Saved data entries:
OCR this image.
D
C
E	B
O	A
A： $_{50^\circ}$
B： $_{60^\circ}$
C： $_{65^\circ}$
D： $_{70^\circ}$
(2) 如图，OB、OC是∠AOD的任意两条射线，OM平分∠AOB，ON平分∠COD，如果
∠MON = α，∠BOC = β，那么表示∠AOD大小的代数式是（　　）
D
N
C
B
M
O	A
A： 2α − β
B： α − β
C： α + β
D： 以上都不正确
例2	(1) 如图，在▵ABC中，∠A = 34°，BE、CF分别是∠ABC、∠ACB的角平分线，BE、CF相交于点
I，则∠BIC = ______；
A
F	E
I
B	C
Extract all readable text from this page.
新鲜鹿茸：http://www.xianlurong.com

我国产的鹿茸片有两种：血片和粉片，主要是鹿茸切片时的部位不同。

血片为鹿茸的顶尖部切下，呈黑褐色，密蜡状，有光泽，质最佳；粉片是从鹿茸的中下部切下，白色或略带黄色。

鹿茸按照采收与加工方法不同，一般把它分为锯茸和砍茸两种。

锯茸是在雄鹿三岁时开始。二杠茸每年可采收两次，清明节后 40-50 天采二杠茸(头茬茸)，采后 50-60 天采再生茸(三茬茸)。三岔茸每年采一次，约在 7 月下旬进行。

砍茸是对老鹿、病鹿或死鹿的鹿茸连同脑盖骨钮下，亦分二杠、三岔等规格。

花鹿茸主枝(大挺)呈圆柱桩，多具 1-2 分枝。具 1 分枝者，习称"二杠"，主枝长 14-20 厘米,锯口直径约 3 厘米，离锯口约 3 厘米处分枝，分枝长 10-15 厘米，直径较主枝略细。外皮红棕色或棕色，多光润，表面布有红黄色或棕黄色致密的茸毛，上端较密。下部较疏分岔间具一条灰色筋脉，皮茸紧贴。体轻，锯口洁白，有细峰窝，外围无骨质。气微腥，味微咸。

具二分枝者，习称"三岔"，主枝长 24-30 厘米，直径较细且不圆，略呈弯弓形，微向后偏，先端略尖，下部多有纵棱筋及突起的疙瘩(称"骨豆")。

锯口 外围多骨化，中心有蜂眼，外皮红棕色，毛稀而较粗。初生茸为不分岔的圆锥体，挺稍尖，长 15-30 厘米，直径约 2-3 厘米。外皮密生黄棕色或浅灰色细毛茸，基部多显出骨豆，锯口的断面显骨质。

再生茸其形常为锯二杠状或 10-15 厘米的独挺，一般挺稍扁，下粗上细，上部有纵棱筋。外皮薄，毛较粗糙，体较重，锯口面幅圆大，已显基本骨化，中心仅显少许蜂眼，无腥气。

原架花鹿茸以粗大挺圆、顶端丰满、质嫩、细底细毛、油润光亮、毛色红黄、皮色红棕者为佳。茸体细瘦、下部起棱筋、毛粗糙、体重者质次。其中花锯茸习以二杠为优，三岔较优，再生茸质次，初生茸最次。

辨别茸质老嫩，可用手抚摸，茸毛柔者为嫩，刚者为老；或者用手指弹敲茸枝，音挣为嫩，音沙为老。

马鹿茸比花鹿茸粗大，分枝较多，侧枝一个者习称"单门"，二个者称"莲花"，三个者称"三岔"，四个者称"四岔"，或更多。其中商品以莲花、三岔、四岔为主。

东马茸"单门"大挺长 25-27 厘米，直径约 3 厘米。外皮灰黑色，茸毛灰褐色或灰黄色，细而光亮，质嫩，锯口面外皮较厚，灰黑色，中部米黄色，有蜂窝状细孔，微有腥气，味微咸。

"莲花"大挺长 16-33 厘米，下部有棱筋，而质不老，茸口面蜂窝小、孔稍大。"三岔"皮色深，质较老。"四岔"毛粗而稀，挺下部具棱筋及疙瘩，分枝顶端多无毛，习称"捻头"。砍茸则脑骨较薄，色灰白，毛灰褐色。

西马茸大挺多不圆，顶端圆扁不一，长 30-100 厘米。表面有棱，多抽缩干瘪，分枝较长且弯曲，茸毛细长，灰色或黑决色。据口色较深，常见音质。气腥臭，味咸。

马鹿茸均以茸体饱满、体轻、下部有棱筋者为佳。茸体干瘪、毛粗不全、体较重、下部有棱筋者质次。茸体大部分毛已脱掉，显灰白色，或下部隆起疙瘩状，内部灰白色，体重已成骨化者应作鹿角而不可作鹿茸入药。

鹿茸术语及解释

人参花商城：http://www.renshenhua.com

» **Task instructions**
Reply with the number of lines in the material above that contain "http", and nothing more.

» **Result of the task**
2